• Task brief: Lines containing the string "color" are to be counted; report the number and nothing more.

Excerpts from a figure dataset
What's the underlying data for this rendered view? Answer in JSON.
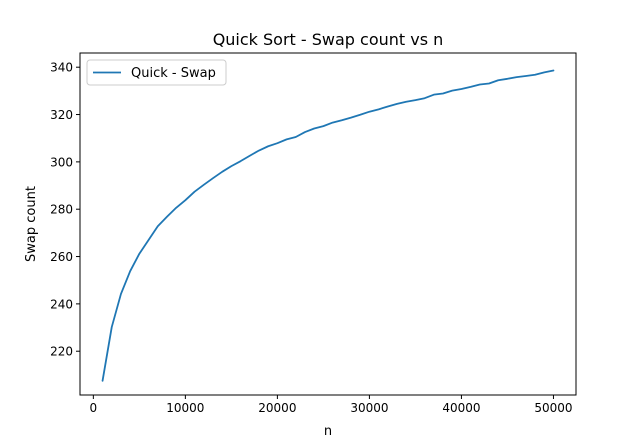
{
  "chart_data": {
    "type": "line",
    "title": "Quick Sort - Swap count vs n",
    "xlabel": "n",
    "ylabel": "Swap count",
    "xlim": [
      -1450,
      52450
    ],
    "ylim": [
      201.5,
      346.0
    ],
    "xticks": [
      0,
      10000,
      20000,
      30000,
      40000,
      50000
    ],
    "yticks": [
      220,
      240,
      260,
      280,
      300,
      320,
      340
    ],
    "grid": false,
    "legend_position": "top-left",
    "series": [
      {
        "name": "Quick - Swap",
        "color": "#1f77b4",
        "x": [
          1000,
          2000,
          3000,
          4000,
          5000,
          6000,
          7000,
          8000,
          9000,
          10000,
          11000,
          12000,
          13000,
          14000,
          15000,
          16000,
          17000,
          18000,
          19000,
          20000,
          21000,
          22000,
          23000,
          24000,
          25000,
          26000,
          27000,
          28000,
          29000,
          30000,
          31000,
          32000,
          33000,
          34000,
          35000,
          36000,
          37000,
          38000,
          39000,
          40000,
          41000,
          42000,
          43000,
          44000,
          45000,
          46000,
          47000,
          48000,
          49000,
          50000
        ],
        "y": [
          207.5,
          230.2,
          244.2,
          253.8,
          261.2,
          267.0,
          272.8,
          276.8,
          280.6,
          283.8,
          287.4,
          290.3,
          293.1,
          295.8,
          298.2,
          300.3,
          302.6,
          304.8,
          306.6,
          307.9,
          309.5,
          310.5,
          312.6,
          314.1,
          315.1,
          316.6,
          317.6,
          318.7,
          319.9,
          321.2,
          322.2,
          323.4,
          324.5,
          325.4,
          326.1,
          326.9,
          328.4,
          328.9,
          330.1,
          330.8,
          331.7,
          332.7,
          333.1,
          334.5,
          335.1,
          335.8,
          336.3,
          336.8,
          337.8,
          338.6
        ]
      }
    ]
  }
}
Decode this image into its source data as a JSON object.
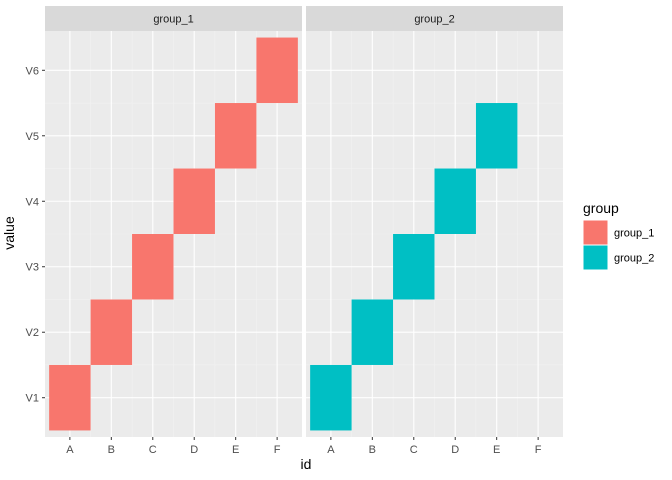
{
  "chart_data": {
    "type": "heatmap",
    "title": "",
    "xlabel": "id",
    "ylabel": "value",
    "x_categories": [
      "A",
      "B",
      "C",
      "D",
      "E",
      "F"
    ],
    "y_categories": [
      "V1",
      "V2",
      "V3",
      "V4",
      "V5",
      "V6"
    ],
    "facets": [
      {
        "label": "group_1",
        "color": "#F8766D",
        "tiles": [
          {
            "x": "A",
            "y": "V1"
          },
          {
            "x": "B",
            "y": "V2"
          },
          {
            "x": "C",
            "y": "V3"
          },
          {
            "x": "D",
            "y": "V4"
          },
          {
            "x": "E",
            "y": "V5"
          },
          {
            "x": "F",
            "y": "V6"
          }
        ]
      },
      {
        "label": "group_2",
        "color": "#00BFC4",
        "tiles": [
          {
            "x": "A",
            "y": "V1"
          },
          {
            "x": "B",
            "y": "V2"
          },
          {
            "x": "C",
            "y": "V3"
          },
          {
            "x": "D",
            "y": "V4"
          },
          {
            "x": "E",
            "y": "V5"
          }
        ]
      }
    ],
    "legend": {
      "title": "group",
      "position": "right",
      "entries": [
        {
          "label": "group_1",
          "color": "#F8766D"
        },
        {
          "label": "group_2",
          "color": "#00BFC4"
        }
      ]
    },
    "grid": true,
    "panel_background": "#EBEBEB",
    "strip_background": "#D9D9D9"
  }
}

• Answer: 5